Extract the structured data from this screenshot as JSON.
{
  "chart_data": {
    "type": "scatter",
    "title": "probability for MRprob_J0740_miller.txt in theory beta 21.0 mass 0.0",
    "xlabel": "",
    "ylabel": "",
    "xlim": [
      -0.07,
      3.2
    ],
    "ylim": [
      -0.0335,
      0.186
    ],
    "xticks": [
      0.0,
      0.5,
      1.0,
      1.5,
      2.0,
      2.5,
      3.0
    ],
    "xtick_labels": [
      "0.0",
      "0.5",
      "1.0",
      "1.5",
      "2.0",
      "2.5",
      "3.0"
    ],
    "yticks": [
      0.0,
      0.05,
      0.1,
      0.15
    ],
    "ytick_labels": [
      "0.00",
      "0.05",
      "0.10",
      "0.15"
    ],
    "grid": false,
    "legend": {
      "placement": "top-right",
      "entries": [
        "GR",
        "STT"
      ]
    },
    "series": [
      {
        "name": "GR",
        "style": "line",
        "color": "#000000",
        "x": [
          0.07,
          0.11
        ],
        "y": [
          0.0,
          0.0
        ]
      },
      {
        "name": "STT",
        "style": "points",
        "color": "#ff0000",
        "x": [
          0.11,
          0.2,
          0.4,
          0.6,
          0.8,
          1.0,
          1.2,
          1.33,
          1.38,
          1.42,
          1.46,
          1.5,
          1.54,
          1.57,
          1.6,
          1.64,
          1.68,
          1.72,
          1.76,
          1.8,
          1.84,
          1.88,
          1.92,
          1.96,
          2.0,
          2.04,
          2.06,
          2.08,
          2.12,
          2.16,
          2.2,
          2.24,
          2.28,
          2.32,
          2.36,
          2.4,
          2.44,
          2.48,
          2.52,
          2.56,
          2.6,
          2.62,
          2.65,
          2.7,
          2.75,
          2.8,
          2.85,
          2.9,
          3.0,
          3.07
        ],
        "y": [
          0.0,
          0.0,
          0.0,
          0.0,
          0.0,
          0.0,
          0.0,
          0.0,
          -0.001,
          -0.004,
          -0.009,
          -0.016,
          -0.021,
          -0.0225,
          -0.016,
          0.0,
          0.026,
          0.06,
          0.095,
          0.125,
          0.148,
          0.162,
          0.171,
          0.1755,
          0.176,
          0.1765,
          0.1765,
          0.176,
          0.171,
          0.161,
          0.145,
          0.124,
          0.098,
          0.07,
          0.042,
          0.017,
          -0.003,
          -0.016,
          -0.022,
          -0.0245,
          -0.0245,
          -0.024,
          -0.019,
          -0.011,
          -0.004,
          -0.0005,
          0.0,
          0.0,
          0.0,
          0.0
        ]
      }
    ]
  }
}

* * * * * * *

Work to be completed:
Copy out the whole listing exactly; please set it all down.

Reply:
Extract the structured data from this screenshot as JSON.
{
  "chart_data": {
    "type": "scatter",
    "title": "probability for MRprob_J0740_miller.txt in theory beta 21.0 mass 0.0",
    "xlabel": "",
    "ylabel": "",
    "xlim": [
      -0.07,
      3.2
    ],
    "ylim": [
      -0.0335,
      0.186
    ],
    "xticks": [
      0.0,
      0.5,
      1.0,
      1.5,
      2.0,
      2.5,
      3.0
    ],
    "xtick_labels": [
      "0.0",
      "0.5",
      "1.0",
      "1.5",
      "2.0",
      "2.5",
      "3.0"
    ],
    "yticks": [
      0.0,
      0.05,
      0.1,
      0.15
    ],
    "ytick_labels": [
      "0.00",
      "0.05",
      "0.10",
      "0.15"
    ],
    "grid": false,
    "legend": {
      "placement": "top-right",
      "entries": [
        "GR",
        "STT"
      ]
    },
    "series": [
      {
        "name": "GR",
        "style": "line",
        "color": "#000000",
        "x": [
          0.07,
          0.11
        ],
        "y": [
          0.0,
          0.0
        ]
      },
      {
        "name": "STT",
        "style": "points",
        "color": "#ff0000",
        "x": [
          0.11,
          0.2,
          0.4,
          0.6,
          0.8,
          1.0,
          1.2,
          1.33,
          1.38,
          1.42,
          1.46,
          1.5,
          1.54,
          1.57,
          1.6,
          1.64,
          1.68,
          1.72,
          1.76,
          1.8,
          1.84,
          1.88,
          1.92,
          1.96,
          2.0,
          2.04,
          2.06,
          2.08,
          2.12,
          2.16,
          2.2,
          2.24,
          2.28,
          2.32,
          2.36,
          2.4,
          2.44,
          2.48,
          2.52,
          2.56,
          2.6,
          2.62,
          2.65,
          2.7,
          2.75,
          2.8,
          2.85,
          2.9,
          3.0,
          3.07
        ],
        "y": [
          0.0,
          0.0,
          0.0,
          0.0,
          0.0,
          0.0,
          0.0,
          0.0,
          -0.001,
          -0.004,
          -0.009,
          -0.016,
          -0.021,
          -0.0225,
          -0.016,
          0.0,
          0.026,
          0.06,
          0.095,
          0.125,
          0.148,
          0.162,
          0.171,
          0.1755,
          0.176,
          0.1765,
          0.1765,
          0.176,
          0.171,
          0.161,
          0.145,
          0.124,
          0.098,
          0.07,
          0.042,
          0.017,
          -0.003,
          -0.016,
          -0.022,
          -0.0245,
          -0.0245,
          -0.024,
          -0.019,
          -0.011,
          -0.004,
          -0.0005,
          0.0,
          0.0,
          0.0,
          0.0
        ]
      }
    ]
  }
}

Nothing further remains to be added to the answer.